◆ **Dataset excerpts**:
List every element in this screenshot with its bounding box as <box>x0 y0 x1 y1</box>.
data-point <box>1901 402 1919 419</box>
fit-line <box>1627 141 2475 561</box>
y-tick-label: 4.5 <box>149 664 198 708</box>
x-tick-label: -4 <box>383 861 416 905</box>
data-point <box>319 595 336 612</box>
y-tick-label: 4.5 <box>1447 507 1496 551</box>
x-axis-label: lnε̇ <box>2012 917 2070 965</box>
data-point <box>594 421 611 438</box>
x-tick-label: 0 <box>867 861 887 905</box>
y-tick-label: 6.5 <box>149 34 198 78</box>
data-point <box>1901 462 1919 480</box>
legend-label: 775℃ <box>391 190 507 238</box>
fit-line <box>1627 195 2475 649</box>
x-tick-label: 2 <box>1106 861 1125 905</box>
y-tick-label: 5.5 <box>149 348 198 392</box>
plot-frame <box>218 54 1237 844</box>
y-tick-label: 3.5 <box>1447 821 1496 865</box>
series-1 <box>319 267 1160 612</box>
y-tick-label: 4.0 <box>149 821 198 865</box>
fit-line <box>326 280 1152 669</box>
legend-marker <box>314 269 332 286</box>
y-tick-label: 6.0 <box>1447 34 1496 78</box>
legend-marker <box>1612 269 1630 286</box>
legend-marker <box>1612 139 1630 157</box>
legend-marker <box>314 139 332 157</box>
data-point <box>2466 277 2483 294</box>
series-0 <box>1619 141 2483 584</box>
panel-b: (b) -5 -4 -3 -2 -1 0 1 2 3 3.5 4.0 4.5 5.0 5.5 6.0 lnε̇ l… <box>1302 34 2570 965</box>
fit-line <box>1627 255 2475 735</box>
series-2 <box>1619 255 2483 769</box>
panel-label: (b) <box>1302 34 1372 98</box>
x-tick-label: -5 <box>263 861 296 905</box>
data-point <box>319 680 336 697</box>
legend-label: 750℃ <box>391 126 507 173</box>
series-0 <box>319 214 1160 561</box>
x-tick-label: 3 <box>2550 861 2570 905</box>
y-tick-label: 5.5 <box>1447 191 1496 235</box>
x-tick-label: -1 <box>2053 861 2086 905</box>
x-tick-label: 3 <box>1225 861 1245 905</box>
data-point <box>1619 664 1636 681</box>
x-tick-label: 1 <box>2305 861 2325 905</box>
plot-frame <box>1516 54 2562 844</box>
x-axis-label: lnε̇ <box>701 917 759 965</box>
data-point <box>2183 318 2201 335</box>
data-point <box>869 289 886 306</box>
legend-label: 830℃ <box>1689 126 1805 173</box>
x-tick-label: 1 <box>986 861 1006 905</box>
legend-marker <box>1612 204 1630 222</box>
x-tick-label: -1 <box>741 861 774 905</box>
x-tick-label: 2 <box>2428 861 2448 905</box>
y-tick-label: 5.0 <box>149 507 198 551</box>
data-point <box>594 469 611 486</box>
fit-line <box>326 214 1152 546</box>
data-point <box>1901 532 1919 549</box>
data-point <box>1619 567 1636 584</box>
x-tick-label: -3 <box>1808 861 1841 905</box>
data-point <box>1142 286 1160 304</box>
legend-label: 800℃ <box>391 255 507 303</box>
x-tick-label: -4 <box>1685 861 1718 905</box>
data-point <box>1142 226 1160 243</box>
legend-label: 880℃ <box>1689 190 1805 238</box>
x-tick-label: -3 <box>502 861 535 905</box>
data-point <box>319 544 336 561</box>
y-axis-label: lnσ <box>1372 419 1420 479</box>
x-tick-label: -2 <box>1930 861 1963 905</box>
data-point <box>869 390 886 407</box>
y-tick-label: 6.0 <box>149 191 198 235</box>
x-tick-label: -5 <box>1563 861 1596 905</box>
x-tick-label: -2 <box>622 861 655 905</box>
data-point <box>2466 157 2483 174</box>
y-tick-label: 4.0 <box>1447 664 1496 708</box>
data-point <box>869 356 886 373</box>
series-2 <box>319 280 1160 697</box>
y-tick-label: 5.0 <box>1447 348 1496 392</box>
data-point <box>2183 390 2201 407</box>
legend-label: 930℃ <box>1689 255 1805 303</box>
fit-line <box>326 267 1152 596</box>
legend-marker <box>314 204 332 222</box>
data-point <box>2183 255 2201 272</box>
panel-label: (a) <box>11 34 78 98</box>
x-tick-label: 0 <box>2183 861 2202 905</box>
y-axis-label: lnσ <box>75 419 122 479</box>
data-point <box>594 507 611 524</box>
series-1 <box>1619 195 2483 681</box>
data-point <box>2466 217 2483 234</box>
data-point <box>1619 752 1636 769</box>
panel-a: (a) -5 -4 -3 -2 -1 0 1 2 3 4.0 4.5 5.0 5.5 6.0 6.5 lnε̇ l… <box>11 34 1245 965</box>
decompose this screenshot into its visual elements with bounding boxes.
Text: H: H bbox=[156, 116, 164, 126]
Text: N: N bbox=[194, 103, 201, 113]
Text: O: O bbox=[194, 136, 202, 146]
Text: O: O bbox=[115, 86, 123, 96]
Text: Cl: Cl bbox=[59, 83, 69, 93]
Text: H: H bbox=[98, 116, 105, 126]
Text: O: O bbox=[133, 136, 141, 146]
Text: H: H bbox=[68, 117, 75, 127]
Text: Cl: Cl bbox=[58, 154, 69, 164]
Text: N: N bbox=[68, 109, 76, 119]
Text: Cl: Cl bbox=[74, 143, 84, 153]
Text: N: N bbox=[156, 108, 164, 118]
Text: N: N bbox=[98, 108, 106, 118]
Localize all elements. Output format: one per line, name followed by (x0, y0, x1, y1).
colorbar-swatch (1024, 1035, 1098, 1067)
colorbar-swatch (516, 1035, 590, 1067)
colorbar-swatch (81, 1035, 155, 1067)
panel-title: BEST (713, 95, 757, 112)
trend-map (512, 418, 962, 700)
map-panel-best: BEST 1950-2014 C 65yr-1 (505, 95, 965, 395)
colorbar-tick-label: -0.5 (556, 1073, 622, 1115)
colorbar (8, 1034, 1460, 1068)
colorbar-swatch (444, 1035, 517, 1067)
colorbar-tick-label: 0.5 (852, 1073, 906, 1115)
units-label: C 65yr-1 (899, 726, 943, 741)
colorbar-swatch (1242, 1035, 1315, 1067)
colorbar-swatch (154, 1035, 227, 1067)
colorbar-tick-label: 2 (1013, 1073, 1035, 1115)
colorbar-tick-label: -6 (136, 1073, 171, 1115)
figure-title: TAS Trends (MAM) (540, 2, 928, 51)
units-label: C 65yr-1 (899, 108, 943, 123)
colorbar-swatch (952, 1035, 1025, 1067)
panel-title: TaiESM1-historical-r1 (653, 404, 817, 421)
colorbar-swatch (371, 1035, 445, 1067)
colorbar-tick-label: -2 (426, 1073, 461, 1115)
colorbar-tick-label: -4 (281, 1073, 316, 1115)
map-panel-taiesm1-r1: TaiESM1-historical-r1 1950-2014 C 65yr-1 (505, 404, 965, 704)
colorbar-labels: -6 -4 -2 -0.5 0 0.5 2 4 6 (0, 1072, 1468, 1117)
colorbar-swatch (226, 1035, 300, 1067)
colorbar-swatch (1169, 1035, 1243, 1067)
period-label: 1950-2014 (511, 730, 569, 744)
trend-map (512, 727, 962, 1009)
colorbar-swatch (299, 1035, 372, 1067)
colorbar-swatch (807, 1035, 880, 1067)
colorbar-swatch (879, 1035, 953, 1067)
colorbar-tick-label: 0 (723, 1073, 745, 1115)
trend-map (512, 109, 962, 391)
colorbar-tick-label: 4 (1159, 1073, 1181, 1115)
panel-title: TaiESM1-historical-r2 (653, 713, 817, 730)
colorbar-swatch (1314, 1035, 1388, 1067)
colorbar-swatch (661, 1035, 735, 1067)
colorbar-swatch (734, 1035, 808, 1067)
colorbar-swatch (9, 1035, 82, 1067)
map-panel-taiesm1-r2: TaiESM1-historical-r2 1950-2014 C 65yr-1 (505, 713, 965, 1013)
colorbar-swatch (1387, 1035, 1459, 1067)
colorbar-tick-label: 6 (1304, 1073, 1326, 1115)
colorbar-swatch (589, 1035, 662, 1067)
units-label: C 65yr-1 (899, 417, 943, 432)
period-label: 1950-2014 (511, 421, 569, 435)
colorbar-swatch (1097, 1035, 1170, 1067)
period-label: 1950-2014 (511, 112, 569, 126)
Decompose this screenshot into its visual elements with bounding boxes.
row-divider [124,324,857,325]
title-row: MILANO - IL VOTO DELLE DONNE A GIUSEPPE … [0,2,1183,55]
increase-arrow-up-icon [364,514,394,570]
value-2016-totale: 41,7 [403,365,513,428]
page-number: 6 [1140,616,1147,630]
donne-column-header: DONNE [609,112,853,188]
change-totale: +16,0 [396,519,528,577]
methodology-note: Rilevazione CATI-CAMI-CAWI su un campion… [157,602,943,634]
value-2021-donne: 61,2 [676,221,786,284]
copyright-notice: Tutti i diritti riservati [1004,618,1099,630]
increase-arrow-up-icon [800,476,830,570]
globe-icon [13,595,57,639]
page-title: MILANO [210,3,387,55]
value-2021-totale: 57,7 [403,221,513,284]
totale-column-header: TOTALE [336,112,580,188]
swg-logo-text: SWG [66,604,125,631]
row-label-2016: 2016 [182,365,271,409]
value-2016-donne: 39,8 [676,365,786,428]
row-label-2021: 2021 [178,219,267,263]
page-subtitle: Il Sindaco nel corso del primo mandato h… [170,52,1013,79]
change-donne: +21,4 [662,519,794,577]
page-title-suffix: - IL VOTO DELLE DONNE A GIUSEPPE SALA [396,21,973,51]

◆ **Problem to work on**:
Put the entries into a JSON list of strings, one string per line with blank lines left out, starting at the very first line and ending at the line that contains "fit-line <box>1627 195 2475 649</box>". Include only those lines.

◆ **Solution**:
[
  "List every element in this screenshot with its bounding box as <box>x0 y0 x1 y1</box>.",
  "data-point <box>1901 402 1919 419</box>",
  "fit-line <box>1627 141 2475 561</box>",
  "y-tick-label: 4.5 <box>149 664 198 708</box>",
  "x-tick-label: -4 <box>383 861 416 905</box>",
  "data-point <box>319 595 336 612</box>",
  "y-tick-label: 4.5 <box>1447 507 1496 551</box>",
  "x-axis-label: lnε̇ <box>2012 917 2070 965</box>",
  "data-point <box>594 421 611 438</box>",
  "x-tick-label: 0 <box>867 861 887 905</box>",
  "y-tick-label: 6.5 <box>149 34 198 78</box>",
  "data-point <box>1901 462 1919 480</box>",
  "legend-label: 775℃ <box>391 190 507 238</box>",
  "fit-line <box>1627 195 2475 649</box>"
]